# Records about charts and figures
────────────────────────────────────────

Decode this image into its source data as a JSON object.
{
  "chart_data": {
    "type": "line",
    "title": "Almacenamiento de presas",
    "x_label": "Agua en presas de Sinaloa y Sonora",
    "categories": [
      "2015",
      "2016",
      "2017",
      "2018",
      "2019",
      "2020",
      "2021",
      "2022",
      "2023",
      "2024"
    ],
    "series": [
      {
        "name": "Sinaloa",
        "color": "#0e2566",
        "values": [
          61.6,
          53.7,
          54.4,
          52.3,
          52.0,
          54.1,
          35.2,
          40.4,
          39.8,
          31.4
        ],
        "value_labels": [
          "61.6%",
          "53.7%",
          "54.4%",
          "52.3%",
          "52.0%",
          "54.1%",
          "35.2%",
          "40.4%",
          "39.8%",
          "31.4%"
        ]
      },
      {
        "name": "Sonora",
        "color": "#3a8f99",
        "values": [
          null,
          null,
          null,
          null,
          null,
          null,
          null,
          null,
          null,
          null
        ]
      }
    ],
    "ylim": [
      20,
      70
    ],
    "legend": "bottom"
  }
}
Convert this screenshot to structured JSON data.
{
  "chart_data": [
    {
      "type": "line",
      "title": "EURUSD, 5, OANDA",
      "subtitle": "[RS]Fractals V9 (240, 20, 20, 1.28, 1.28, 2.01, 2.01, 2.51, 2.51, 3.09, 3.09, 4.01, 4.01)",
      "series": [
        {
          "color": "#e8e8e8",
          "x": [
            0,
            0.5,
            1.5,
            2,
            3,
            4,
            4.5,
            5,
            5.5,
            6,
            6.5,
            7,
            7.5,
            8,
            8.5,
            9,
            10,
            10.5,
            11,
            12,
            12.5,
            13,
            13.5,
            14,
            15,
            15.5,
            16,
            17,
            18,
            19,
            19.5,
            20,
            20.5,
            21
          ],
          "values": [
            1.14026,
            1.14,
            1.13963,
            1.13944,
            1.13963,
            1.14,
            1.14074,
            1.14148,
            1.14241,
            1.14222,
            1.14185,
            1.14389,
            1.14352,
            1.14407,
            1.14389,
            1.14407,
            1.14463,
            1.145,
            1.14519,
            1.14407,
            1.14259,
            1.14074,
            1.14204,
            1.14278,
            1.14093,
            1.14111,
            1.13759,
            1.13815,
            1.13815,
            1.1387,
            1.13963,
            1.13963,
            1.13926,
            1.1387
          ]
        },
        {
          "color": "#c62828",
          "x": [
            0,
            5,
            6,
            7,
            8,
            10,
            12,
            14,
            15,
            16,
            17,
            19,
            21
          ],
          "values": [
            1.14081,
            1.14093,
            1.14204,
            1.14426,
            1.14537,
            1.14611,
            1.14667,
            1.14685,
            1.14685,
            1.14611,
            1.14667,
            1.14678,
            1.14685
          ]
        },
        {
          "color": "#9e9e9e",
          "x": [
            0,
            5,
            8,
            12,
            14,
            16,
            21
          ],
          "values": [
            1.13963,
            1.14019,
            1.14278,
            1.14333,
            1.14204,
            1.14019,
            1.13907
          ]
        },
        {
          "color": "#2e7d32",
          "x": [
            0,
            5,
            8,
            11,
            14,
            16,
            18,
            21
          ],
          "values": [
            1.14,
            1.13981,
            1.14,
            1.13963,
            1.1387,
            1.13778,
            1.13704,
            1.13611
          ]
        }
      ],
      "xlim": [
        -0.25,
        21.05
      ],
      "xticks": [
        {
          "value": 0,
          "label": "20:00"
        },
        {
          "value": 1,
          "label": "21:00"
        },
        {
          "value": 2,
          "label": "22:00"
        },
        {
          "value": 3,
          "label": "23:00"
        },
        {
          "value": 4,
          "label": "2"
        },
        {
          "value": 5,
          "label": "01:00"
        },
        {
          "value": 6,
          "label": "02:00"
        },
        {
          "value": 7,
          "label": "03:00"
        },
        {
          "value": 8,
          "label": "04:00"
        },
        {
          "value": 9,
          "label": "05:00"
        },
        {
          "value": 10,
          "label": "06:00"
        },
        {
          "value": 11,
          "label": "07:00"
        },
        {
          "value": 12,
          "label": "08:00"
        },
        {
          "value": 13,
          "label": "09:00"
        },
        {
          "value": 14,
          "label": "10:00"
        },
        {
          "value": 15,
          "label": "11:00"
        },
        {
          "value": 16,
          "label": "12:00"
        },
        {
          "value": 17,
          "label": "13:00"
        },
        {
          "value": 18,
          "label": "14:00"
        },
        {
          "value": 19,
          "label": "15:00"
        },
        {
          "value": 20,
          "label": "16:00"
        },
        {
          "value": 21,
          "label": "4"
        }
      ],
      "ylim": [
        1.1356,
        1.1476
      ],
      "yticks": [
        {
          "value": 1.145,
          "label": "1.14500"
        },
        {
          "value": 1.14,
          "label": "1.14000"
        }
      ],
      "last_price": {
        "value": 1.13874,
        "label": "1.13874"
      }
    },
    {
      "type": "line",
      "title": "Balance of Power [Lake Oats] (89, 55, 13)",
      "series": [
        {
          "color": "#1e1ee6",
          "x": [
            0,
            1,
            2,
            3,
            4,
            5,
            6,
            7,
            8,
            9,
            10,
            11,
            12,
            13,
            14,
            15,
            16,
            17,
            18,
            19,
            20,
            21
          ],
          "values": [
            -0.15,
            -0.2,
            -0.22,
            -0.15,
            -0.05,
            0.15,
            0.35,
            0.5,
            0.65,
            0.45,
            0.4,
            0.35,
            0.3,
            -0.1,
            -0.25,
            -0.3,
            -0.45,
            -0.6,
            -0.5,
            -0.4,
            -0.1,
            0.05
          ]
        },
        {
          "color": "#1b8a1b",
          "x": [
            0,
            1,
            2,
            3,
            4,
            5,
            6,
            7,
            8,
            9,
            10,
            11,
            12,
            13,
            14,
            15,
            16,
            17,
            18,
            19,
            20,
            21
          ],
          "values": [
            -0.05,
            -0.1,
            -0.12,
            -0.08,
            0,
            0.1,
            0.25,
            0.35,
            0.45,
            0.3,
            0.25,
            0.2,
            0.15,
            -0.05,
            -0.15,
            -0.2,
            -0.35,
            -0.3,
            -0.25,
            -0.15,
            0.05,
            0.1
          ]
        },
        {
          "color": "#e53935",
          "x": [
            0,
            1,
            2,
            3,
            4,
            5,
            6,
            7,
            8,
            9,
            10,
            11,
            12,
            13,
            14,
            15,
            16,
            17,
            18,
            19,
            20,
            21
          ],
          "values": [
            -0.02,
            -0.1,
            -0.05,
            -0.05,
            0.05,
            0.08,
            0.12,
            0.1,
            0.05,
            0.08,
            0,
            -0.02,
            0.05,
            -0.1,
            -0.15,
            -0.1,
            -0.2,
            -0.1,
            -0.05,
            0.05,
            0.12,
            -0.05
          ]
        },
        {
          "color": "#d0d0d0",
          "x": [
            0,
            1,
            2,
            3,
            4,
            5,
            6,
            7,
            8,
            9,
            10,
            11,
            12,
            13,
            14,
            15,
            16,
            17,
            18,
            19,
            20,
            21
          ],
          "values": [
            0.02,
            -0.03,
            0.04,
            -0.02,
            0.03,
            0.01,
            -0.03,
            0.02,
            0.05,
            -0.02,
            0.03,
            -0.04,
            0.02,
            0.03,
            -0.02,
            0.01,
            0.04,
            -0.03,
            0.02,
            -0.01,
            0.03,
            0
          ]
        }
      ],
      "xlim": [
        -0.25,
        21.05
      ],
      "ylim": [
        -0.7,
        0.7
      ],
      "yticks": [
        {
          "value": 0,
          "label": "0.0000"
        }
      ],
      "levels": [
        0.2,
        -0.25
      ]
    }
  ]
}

────────────────────────────────────────

# WORK TO COMPLETE
Which lines of the material contain the string "presas"? List each of them.

# EXERCISE RESULT
    "title": "Almacenamiento de presas",
    "x_label": "Agua en presas de Sinaloa y Sonora",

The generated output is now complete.